*WHAT YOU HAVE TO DO*:
Pick out and copy every line below that has the word "agua".
______________________________
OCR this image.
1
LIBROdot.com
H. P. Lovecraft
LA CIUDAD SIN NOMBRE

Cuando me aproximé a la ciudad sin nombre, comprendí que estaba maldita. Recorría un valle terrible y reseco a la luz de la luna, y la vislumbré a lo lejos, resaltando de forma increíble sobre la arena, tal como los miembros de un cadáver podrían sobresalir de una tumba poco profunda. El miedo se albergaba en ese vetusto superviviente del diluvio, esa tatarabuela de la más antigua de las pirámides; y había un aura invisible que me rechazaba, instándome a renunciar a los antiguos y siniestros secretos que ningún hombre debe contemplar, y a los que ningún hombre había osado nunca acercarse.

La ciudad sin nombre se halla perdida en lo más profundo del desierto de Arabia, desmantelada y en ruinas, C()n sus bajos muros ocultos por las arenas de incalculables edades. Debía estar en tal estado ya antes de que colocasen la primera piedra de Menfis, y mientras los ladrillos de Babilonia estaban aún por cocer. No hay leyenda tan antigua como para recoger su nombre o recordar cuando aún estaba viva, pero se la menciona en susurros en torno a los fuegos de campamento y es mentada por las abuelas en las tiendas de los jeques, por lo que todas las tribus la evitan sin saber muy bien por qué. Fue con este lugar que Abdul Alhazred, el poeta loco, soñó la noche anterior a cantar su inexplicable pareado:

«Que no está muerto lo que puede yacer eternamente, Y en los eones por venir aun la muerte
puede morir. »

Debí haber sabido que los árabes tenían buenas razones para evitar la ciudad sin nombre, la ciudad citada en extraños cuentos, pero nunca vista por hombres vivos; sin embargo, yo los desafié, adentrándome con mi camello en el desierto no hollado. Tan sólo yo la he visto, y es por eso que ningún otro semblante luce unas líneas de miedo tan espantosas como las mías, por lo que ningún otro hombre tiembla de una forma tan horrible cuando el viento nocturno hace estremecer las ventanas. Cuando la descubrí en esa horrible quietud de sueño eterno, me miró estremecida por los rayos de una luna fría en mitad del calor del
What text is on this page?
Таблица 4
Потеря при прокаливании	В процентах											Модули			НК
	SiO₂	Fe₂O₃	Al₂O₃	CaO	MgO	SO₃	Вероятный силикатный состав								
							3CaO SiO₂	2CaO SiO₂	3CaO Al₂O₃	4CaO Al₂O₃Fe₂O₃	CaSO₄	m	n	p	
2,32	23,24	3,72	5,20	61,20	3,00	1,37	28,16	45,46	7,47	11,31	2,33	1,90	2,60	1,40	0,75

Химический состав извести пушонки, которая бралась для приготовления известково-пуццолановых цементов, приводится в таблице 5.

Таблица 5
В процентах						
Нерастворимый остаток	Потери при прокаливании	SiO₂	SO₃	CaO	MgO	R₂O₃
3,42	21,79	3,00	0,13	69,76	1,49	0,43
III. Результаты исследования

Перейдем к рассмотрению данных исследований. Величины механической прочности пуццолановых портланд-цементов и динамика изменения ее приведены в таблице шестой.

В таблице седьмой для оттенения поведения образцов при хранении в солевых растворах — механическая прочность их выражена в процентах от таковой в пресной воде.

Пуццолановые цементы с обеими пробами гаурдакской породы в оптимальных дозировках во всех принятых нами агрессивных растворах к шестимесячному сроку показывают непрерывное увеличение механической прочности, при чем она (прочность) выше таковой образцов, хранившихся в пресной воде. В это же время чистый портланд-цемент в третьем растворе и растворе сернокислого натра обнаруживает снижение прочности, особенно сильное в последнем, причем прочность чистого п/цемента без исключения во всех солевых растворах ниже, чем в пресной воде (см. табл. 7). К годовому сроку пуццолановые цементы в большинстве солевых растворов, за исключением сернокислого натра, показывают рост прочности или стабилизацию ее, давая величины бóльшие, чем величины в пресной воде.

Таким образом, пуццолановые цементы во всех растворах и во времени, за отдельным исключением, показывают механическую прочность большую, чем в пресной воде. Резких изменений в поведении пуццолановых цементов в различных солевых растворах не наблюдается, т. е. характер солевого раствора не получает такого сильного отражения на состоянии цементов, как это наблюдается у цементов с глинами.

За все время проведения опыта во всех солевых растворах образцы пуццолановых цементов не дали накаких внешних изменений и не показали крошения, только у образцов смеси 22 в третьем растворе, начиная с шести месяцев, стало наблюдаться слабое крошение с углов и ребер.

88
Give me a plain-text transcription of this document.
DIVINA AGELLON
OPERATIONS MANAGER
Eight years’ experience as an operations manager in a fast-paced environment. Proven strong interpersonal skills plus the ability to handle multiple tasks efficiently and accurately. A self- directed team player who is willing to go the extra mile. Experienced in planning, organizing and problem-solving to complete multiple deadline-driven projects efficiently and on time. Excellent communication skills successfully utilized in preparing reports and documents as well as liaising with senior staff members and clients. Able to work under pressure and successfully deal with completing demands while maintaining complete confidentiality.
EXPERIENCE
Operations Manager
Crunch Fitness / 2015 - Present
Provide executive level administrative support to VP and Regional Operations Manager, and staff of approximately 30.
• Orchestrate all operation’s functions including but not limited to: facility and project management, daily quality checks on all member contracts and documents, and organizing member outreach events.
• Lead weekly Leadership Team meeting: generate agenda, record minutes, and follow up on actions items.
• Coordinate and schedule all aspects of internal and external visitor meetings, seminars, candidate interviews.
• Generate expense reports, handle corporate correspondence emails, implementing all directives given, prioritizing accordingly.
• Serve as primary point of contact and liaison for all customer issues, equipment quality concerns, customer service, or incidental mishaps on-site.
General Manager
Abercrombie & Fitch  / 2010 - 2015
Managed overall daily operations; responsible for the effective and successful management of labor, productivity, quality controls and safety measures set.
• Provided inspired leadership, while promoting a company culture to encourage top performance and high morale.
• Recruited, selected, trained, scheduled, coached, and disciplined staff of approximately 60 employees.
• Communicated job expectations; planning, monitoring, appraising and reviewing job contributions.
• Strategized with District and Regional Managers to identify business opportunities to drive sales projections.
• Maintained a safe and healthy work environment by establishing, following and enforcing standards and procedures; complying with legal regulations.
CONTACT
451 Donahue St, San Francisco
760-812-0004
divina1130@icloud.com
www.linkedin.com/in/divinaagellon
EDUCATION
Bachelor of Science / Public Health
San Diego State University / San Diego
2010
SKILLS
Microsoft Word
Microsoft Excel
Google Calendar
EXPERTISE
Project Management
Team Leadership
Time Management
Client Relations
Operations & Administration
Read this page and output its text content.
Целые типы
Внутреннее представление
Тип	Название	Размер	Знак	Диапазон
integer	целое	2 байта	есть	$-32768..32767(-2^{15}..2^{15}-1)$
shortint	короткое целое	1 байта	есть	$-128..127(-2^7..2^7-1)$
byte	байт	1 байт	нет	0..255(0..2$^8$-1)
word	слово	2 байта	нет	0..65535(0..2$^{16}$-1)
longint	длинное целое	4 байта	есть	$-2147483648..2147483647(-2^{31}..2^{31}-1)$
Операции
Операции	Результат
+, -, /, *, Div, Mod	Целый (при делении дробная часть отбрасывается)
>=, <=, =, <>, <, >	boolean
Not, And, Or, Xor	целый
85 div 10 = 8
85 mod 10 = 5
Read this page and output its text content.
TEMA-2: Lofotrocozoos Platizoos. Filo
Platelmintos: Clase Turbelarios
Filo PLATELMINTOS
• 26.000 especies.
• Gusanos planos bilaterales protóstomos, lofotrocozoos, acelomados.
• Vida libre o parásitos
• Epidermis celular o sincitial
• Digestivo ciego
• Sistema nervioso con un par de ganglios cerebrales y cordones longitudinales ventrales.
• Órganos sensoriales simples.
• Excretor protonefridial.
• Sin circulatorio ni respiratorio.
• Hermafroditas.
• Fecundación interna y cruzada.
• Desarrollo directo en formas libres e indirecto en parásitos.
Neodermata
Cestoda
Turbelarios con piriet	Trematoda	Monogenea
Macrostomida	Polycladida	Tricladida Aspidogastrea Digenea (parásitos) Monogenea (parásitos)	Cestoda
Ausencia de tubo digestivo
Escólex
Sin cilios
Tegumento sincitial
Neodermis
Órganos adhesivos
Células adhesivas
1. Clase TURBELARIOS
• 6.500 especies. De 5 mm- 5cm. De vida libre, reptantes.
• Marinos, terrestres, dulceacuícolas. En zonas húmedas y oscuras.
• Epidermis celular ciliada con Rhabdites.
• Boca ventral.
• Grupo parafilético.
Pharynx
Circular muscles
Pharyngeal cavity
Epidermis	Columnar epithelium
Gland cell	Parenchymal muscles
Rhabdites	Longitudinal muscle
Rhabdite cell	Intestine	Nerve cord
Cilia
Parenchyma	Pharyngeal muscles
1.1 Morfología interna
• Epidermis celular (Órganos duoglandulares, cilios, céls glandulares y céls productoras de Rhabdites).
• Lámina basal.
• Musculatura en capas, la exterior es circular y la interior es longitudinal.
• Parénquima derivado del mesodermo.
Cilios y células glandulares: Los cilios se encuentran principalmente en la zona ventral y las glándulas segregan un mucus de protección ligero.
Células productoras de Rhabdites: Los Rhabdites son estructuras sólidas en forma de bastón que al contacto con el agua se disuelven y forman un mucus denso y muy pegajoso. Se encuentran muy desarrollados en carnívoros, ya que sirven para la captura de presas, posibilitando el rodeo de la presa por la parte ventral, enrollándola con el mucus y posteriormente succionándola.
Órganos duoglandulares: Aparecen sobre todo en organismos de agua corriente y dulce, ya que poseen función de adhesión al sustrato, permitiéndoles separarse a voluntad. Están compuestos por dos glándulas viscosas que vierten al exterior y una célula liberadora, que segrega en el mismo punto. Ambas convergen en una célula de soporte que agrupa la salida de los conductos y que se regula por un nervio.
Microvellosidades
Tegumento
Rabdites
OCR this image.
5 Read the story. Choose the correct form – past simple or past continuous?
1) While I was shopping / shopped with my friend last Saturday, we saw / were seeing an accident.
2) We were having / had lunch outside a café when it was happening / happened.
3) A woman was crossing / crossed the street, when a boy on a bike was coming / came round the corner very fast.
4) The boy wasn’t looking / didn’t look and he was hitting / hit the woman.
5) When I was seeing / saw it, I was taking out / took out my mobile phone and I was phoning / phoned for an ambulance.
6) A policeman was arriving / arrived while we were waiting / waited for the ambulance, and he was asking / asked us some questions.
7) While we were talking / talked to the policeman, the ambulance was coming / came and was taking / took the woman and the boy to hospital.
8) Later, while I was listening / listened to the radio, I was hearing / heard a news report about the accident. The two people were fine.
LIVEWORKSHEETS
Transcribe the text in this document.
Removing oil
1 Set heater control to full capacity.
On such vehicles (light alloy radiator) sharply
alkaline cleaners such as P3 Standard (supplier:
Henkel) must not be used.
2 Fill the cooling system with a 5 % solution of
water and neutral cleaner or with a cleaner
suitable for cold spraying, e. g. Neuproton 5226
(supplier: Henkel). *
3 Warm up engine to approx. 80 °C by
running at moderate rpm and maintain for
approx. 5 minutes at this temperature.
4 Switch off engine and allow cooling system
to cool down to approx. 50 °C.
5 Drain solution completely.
______________________________
*RESULT*:
Células productoras de Rhabdites: Los Rhabdites son estructuras sólidas en forma de bastón que al contacto con el agua se disuelven y forman un mucus denso y muy pegajoso. Se encuentran muy desarrollados en carnívoros, ya que sirven para la captura de presas, posibilitando el rodeo de la presa por la parte ventral, enrollándola con el mucus y posteriormente succionándola.
Órganos duoglandulares: Aparecen sobre todo en organismos de agua corriente y dulce, ya que poseen función de adhesión al sustrato, permitiéndoles separarse a voluntad. Están compuestos por dos glándulas viscosas que vierten al exterior y una célula liberadora, que segrega en el mismo punto. Ambas convergen en una célula de soporte que agrupa la salida de los conductos y que se regula por un nervio.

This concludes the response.